[Collected data entries]
━━━

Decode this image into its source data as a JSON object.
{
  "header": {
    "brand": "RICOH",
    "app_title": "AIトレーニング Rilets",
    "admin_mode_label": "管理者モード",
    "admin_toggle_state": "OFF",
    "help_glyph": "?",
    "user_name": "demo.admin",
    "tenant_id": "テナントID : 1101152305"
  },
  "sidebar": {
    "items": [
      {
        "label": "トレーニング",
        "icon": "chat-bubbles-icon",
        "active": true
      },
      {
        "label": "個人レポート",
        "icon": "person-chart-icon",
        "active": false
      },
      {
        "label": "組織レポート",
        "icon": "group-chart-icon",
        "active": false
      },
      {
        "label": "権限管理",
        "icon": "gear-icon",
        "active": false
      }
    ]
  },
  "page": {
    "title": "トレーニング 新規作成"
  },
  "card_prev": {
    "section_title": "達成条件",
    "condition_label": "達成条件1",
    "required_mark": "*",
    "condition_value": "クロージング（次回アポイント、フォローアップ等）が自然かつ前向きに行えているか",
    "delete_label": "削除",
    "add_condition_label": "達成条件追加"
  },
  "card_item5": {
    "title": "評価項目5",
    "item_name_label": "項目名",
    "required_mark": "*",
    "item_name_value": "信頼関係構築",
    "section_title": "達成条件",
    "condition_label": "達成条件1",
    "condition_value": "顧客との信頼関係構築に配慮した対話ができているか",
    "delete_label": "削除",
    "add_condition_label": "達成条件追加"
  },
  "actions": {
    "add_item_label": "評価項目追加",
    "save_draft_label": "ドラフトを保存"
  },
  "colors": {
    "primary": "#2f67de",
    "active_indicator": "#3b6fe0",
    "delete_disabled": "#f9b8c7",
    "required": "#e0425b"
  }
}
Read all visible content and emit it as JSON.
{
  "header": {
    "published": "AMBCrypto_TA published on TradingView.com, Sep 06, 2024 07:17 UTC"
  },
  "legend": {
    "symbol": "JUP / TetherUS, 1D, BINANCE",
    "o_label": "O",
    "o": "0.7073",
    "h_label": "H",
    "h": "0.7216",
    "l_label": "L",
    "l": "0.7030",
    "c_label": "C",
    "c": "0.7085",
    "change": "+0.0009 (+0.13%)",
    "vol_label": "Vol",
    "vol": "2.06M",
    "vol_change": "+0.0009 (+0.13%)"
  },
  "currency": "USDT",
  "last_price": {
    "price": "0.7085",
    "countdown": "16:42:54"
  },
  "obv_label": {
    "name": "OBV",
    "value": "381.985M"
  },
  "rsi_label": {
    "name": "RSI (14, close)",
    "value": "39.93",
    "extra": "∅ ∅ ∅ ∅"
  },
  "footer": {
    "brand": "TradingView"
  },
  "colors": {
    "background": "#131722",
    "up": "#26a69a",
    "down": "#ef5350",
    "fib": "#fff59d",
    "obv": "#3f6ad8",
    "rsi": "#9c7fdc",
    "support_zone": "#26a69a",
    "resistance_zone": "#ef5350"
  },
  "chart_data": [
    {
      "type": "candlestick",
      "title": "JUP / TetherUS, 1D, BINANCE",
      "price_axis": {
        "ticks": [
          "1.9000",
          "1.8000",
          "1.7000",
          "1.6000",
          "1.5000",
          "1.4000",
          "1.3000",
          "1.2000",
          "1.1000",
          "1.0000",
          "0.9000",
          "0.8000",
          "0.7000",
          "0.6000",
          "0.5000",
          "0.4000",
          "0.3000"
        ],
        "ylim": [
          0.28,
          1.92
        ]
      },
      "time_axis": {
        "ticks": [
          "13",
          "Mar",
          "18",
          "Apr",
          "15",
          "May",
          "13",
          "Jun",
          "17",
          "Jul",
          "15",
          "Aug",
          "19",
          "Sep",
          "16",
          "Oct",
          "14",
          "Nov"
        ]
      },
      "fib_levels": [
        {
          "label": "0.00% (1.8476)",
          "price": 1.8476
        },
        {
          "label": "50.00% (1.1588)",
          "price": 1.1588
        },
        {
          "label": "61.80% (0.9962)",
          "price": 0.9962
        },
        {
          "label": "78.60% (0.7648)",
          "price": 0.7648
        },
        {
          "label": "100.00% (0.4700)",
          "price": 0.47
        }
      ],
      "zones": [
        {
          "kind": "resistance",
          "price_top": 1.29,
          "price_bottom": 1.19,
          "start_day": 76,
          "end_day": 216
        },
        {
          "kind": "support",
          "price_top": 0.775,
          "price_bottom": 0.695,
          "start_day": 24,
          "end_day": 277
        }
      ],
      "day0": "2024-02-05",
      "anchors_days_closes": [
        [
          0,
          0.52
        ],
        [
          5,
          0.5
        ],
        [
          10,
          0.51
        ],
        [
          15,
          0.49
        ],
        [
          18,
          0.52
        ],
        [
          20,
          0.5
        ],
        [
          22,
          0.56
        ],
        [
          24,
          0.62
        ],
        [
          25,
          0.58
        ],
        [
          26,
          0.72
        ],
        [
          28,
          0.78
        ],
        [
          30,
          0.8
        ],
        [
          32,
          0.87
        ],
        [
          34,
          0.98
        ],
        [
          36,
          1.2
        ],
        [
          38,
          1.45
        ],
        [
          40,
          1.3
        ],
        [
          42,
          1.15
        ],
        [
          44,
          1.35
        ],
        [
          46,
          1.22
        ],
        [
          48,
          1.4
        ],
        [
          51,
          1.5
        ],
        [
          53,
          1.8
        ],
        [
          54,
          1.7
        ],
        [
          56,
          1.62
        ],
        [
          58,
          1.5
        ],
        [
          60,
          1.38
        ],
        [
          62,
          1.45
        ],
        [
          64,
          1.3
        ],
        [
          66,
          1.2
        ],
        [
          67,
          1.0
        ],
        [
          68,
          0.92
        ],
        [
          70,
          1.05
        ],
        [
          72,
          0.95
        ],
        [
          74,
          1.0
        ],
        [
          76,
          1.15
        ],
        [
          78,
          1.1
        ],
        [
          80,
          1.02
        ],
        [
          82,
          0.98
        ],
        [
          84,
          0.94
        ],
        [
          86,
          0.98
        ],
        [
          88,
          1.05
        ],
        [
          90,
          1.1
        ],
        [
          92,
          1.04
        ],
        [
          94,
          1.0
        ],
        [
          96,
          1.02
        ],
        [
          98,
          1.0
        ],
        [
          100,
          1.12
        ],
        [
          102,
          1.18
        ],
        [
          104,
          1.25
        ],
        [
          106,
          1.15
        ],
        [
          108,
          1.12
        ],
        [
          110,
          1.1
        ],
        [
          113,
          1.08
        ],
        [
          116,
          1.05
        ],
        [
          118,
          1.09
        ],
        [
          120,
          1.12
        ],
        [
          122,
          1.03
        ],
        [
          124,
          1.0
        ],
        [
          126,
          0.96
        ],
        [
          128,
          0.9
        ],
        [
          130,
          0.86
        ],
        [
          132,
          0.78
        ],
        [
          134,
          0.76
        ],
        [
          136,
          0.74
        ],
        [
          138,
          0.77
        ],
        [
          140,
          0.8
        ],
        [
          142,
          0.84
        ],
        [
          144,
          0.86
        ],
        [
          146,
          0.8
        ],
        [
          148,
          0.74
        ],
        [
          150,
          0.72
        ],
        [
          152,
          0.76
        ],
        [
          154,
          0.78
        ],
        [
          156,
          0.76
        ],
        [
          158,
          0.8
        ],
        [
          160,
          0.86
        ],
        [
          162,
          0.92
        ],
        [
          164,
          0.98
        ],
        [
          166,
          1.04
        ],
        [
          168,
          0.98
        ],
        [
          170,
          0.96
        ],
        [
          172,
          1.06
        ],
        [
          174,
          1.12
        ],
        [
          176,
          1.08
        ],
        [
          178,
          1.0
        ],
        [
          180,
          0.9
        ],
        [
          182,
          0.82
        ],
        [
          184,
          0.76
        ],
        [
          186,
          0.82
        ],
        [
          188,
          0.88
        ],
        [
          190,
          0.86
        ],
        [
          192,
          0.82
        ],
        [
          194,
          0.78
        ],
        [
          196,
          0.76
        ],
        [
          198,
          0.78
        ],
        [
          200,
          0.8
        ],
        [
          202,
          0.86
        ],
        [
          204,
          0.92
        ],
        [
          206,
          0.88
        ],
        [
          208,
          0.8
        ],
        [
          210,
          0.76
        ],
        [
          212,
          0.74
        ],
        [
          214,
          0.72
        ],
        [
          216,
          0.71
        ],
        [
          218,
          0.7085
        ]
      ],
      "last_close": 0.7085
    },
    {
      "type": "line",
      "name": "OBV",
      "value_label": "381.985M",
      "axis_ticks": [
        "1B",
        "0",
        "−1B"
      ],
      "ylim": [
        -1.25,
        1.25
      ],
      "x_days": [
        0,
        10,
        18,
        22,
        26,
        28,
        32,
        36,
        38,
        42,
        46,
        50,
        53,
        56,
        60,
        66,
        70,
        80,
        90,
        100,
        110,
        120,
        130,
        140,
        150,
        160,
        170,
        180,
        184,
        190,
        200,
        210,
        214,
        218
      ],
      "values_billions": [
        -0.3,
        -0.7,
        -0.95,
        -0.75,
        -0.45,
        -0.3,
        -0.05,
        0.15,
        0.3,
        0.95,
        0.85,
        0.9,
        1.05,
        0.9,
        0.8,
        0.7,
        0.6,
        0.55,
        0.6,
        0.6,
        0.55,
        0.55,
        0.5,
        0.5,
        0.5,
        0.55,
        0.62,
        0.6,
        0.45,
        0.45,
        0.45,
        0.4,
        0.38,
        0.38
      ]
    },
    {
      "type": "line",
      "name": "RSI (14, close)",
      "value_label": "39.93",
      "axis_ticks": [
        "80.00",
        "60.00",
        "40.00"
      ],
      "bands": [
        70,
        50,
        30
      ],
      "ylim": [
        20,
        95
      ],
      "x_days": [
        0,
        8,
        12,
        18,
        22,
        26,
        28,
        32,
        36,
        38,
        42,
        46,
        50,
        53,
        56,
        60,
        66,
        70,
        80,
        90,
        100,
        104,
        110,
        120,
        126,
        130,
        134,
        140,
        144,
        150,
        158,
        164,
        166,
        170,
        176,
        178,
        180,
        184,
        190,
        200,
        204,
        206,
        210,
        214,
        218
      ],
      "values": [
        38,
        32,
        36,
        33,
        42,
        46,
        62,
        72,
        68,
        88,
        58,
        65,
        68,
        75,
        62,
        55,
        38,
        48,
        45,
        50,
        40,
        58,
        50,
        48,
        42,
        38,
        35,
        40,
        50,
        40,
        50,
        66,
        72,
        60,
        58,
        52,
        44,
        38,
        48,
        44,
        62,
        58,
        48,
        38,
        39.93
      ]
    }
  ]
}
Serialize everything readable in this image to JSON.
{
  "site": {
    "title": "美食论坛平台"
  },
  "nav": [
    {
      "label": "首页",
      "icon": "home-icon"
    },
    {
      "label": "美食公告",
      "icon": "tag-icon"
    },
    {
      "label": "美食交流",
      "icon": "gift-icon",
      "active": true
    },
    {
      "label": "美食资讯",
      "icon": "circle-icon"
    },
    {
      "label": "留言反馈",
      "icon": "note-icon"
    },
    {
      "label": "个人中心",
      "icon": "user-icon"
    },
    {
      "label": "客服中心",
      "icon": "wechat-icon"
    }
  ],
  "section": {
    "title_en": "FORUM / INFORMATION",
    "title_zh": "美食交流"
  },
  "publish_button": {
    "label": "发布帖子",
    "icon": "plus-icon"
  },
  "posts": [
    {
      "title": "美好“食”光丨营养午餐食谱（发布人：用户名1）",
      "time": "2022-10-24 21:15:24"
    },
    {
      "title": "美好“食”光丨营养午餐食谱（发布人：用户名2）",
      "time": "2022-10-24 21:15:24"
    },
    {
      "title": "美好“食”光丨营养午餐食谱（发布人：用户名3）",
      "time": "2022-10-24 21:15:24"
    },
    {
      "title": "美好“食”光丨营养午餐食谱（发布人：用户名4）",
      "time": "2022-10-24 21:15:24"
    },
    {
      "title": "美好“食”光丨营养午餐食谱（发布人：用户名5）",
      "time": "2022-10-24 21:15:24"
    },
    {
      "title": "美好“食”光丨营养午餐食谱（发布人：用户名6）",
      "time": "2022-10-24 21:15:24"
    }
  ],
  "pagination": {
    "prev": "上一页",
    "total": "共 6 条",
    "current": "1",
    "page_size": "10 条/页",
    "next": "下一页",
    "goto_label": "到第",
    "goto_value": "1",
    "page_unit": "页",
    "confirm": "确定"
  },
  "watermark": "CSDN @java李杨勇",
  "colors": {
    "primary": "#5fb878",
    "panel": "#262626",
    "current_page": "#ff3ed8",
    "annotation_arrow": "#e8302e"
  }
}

━━━

Starting from the line containing "Serialize everything readable" and ending with the final line of the data, reproduce each line exactly as it appears, including no other lines.

Serialize everything readable in this image to JSON.
{
  "site": {
    "title": "美食论坛平台"
  },
  "nav": [
    {
      "label": "首页",
      "icon": "home-icon"
    },
    {
      "label": "美食公告",
      "icon": "tag-icon"
    },
    {
      "label": "美食交流",
      "icon": "gift-icon",
      "active": true
    },
    {
      "label": "美食资讯",
      "icon": "circle-icon"
    },
    {
      "label": "留言反馈",
      "icon": "note-icon"
    },
    {
      "label": "个人中心",
      "icon": "user-icon"
    },
    {
      "label": "客服中心",
      "icon": "wechat-icon"
    }
  ],
  "section": {
    "title_en": "FORUM / INFORMATION",
    "title_zh": "美食交流"
  },
  "publish_button": {
    "label": "发布帖子",
    "icon": "plus-icon"
  },
  "posts": [
    {
      "title": "美好“食”光丨营养午餐食谱（发布人：用户名1）",
      "time": "2022-10-24 21:15:24"
    },
    {
      "title": "美好“食”光丨营养午餐食谱（发布人：用户名2）",
      "time": "2022-10-24 21:15:24"
    },
    {
      "title": "美好“食”光丨营养午餐食谱（发布人：用户名3）",
      "time": "2022-10-24 21:15:24"
    },
    {
      "title": "美好“食”光丨营养午餐食谱（发布人：用户名4）",
      "time": "2022-10-24 21:15:24"
    },
    {
      "title": "美好“食”光丨营养午餐食谱（发布人：用户名5）",
      "time": "2022-10-24 21:15:24"
    },
    {
      "title": "美好“食”光丨营养午餐食谱（发布人：用户名6）",
      "time": "2022-10-24 21:15:24"
    }
  ],
  "pagination": {
    "prev": "上一页",
    "total": "共 6 条",
    "current": "1",
    "page_size": "10 条/页",
    "next": "下一页",
    "goto_label": "到第",
    "goto_value": "1",
    "page_unit": "页",
    "confirm": "确定"
  },
  "watermark": "CSDN @java李杨勇",
  "colors": {
    "primary": "#5fb878",
    "panel": "#262626",
    "current_page": "#ff3ed8",
    "annotation_arrow": "#e8302e"
  }
}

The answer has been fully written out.